## PROBLEM
Reproduce the records below exactly as they appear.

Figure data in JSON

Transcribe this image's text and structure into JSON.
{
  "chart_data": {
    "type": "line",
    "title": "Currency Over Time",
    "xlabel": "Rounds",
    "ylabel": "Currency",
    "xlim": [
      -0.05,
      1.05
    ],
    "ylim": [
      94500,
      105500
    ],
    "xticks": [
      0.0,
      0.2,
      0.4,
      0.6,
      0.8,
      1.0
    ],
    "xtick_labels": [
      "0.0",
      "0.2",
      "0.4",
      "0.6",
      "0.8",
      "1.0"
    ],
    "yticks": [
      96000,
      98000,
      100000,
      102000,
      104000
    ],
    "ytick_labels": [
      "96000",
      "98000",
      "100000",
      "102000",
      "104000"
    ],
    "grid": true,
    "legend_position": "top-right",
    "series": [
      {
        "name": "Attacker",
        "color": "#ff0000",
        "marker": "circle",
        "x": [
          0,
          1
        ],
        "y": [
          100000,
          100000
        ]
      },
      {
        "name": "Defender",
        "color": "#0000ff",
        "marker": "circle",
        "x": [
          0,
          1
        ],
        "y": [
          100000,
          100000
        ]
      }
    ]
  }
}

## THE SOLUTION
Transcribe this image's text and structure into JSON.
{
  "chart_data": {
    "type": "line",
    "title": "Currency Over Time",
    "xlabel": "Rounds",
    "ylabel": "Currency",
    "xlim": [
      -0.05,
      1.05
    ],
    "ylim": [
      94500,
      105500
    ],
    "xticks": [
      0.0,
      0.2,
      0.4,
      0.6,
      0.8,
      1.0
    ],
    "xtick_labels": [
      "0.0",
      "0.2",
      "0.4",
      "0.6",
      "0.8",
      "1.0"
    ],
    "yticks": [
      96000,
      98000,
      100000,
      102000,
      104000
    ],
    "ytick_labels": [
      "96000",
      "98000",
      "100000",
      "102000",
      "104000"
    ],
    "grid": true,
    "legend_position": "top-right",
    "series": [
      {
        "name": "Attacker",
        "color": "#ff0000",
        "marker": "circle",
        "x": [
          0,
          1
        ],
        "y": [
          100000,
          100000
        ]
      },
      {
        "name": "Defender",
        "color": "#0000ff",
        "marker": "circle",
        "x": [
          0,
          1
        ],
        "y": [
          100000,
          100000
        ]
      }
    ]
  }
}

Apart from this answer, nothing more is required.